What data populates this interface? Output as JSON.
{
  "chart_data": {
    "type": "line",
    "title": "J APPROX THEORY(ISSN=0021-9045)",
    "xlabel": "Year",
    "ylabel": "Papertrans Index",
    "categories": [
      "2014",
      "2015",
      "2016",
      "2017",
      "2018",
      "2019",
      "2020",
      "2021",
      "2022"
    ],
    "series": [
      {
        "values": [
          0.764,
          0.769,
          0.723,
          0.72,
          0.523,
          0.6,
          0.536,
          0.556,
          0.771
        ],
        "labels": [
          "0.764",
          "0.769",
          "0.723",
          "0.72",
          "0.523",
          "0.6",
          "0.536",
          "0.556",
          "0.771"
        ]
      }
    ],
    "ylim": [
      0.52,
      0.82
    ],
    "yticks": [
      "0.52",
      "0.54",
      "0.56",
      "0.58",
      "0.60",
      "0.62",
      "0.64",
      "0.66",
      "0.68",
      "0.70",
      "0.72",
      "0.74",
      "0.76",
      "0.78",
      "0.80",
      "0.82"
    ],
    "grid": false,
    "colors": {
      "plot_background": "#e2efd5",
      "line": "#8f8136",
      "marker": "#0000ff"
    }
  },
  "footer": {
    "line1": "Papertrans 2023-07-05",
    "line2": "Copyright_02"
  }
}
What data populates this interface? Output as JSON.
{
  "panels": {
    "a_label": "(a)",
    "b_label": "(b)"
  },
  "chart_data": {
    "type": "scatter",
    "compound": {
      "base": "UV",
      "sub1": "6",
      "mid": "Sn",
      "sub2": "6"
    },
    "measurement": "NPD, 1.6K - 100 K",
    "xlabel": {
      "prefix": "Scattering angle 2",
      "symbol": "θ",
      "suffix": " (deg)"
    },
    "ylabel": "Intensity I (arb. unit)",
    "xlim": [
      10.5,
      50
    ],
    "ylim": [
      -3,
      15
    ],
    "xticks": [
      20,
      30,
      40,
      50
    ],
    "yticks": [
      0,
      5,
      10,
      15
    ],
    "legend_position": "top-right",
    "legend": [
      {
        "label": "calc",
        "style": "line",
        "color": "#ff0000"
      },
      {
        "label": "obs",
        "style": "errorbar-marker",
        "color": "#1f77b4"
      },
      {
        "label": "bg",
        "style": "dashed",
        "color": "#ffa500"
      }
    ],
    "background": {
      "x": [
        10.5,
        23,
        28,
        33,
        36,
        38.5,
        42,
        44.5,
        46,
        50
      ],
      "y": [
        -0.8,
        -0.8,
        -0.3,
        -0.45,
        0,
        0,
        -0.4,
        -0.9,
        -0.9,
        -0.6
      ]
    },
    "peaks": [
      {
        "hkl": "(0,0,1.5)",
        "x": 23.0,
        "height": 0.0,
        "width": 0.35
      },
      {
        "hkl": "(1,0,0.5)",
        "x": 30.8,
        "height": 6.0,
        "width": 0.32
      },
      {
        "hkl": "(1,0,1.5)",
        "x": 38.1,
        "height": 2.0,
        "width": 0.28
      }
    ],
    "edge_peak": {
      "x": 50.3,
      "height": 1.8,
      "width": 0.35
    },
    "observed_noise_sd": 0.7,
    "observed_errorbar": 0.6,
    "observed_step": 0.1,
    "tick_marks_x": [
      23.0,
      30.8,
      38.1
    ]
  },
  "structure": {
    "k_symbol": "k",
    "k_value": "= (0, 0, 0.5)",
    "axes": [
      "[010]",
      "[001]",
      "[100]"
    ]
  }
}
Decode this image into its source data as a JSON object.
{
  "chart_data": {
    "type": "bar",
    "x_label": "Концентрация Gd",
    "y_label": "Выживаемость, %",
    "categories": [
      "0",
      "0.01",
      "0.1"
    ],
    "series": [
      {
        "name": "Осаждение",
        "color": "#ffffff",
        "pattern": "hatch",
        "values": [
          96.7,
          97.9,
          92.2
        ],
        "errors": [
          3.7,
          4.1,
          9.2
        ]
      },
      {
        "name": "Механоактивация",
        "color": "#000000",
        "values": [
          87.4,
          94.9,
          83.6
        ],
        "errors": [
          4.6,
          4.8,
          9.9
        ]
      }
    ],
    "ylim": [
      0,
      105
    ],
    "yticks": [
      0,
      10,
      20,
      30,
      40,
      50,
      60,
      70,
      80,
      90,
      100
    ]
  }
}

§ **GOAL OF THE EXERCISE**: Give the data again, exactly as it stands.

§ **REPLY**:
What data populates this interface? Output as JSON.
{
  "chart_data": {
    "type": "line",
    "title": "J APPROX THEORY(ISSN=0021-9045)",
    "xlabel": "Year",
    "ylabel": "Papertrans Index",
    "categories": [
      "2014",
      "2015",
      "2016",
      "2017",
      "2018",
      "2019",
      "2020",
      "2021",
      "2022"
    ],
    "series": [
      {
        "values": [
          0.764,
          0.769,
          0.723,
          0.72,
          0.523,
          0.6,
          0.536,
          0.556,
          0.771
        ],
        "labels": [
          "0.764",
          "0.769",
          "0.723",
          "0.72",
          "0.523",
          "0.6",
          "0.536",
          "0.556",
          "0.771"
        ]
      }
    ],
    "ylim": [
      0.52,
      0.82
    ],
    "yticks": [
      "0.52",
      "0.54",
      "0.56",
      "0.58",
      "0.60",
      "0.62",
      "0.64",
      "0.66",
      "0.68",
      "0.70",
      "0.72",
      "0.74",
      "0.76",
      "0.78",
      "0.80",
      "0.82"
    ],
    "grid": false,
    "colors": {
      "plot_background": "#e2efd5",
      "line": "#8f8136",
      "marker": "#0000ff"
    }
  },
  "footer": {
    "line1": "Papertrans 2023-07-05",
    "line2": "Copyright_02"
  }
}
What data populates this interface? Output as JSON.
{
  "panels": {
    "a_label": "(a)",
    "b_label": "(b)"
  },
  "chart_data": {
    "type": "scatter",
    "compound": {
      "base": "UV",
      "sub1": "6",
      "mid": "Sn",
      "sub2": "6"
    },
    "measurement": "NPD, 1.6K - 100 K",
    "xlabel": {
      "prefix": "Scattering angle 2",
      "symbol": "θ",
      "suffix": " (deg)"
    },
    "ylabel": "Intensity I (arb. unit)",
    "xlim": [
      10.5,
      50
    ],
    "ylim": [
      -3,
      15
    ],
    "xticks": [
      20,
      30,
      40,
      50
    ],
    "yticks": [
      0,
      5,
      10,
      15
    ],
    "legend_position": "top-right",
    "legend": [
      {
        "label": "calc",
        "style": "line",
        "color": "#ff0000"
      },
      {
        "label": "obs",
        "style": "errorbar-marker",
        "color": "#1f77b4"
      },
      {
        "label": "bg",
        "style": "dashed",
        "color": "#ffa500"
      }
    ],
    "background": {
      "x": [
        10.5,
        23,
        28,
        33,
        36,
        38.5,
        42,
        44.5,
        46,
        50
      ],
      "y": [
        -0.8,
        -0.8,
        -0.3,
        -0.45,
        0,
        0,
        -0.4,
        -0.9,
        -0.9,
        -0.6
      ]
    },
    "peaks": [
      {
        "hkl": "(0,0,1.5)",
        "x": 23.0,
        "height": 0.0,
        "width": 0.35
      },
      {
        "hkl": "(1,0,0.5)",
        "x": 30.8,
        "height": 6.0,
        "width": 0.32
      },
      {
        "hkl": "(1,0,1.5)",
        "x": 38.1,
        "height": 2.0,
        "width": 0.28
      }
    ],
    "edge_peak": {
      "x": 50.3,
      "height": 1.8,
      "width": 0.35
    },
    "observed_noise_sd": 0.7,
    "observed_errorbar": 0.6,
    "observed_step": 0.1,
    "tick_marks_x": [
      23.0,
      30.8,
      38.1
    ]
  },
  "structure": {
    "k_symbol": "k",
    "k_value": "= (0, 0, 0.5)",
    "axes": [
      "[010]",
      "[001]",
      "[100]"
    ]
  }
}
Decode this image into its source data as a JSON object.
{
  "chart_data": {
    "type": "bar",
    "x_label": "Концентрация Gd",
    "y_label": "Выживаемость, %",
    "categories": [
      "0",
      "0.01",
      "0.1"
    ],
    "series": [
      {
        "name": "Осаждение",
        "color": "#ffffff",
        "pattern": "hatch",
        "values": [
          96.7,
          97.9,
          92.2
        ],
        "errors": [
          3.7,
          4.1,
          9.2
        ]
      },
      {
        "name": "Механоактивация",
        "color": "#000000",
        "values": [
          87.4,
          94.9,
          83.6
        ],
        "errors": [
          4.6,
          4.8,
          9.9
        ]
      }
    ],
    "ylim": [
      0,
      105
    ],
    "yticks": [
      0,
      10,
      20,
      30,
      40,
      50,
      60,
      70,
      80,
      90,
      100
    ]
  }
}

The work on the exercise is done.